▶ YOUR GOAL: From the entries that follow, pick out all lines holding "Episol".

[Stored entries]
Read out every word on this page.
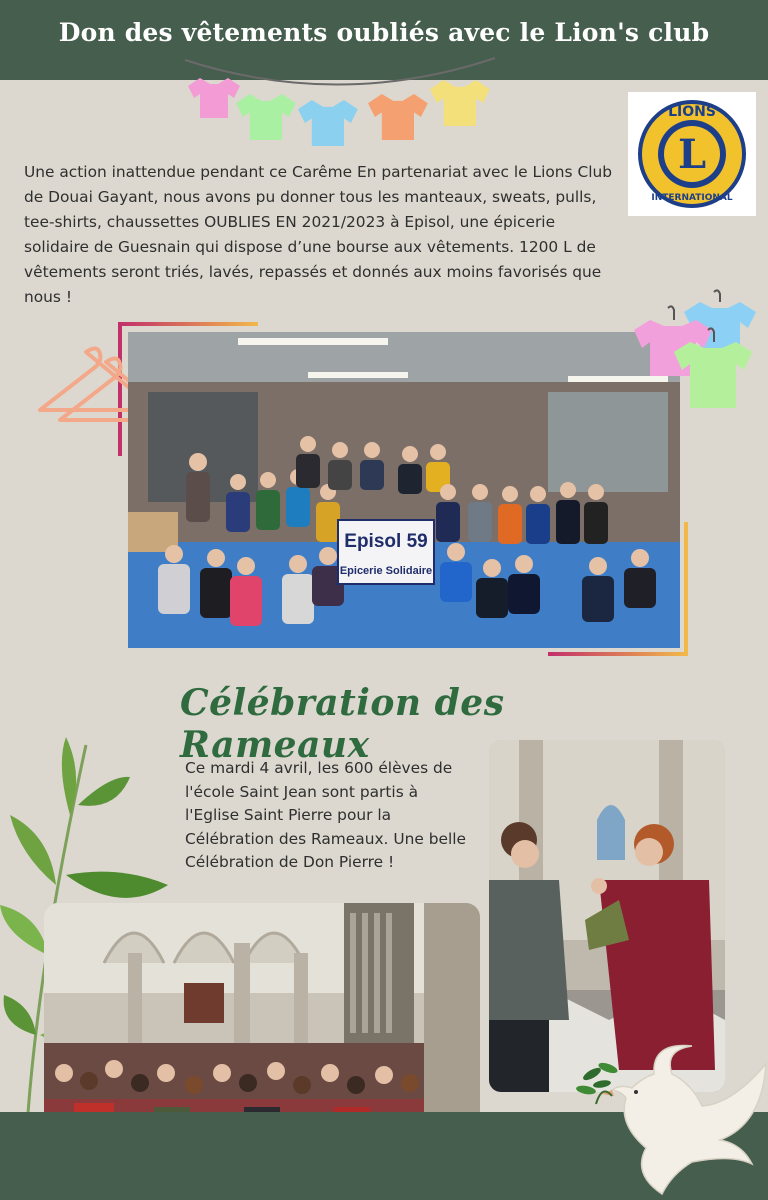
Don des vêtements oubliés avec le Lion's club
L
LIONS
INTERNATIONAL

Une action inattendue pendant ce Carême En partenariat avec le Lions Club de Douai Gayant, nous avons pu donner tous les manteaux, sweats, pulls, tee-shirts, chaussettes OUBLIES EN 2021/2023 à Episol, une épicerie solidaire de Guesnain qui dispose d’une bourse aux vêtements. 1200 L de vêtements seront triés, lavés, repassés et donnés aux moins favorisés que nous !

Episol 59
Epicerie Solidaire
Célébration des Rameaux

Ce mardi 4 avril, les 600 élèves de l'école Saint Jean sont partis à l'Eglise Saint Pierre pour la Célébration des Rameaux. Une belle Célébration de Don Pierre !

▶ TASK SOLUTION:
Une action inattendue pendant ce Carême En partenariat avec le Lions Club de Douai Gayant, nous avons pu donner tous les manteaux, sweats, pulls, tee-shirts, chaussettes OUBLIES EN 2021/2023 à Episol, une épicerie solidaire de Guesnain qui dispose d’une bourse aux vêtements. 1200 L de vêtements seront triés, lavés, repassés et donnés aux moins favorisés que nous !
Episol 59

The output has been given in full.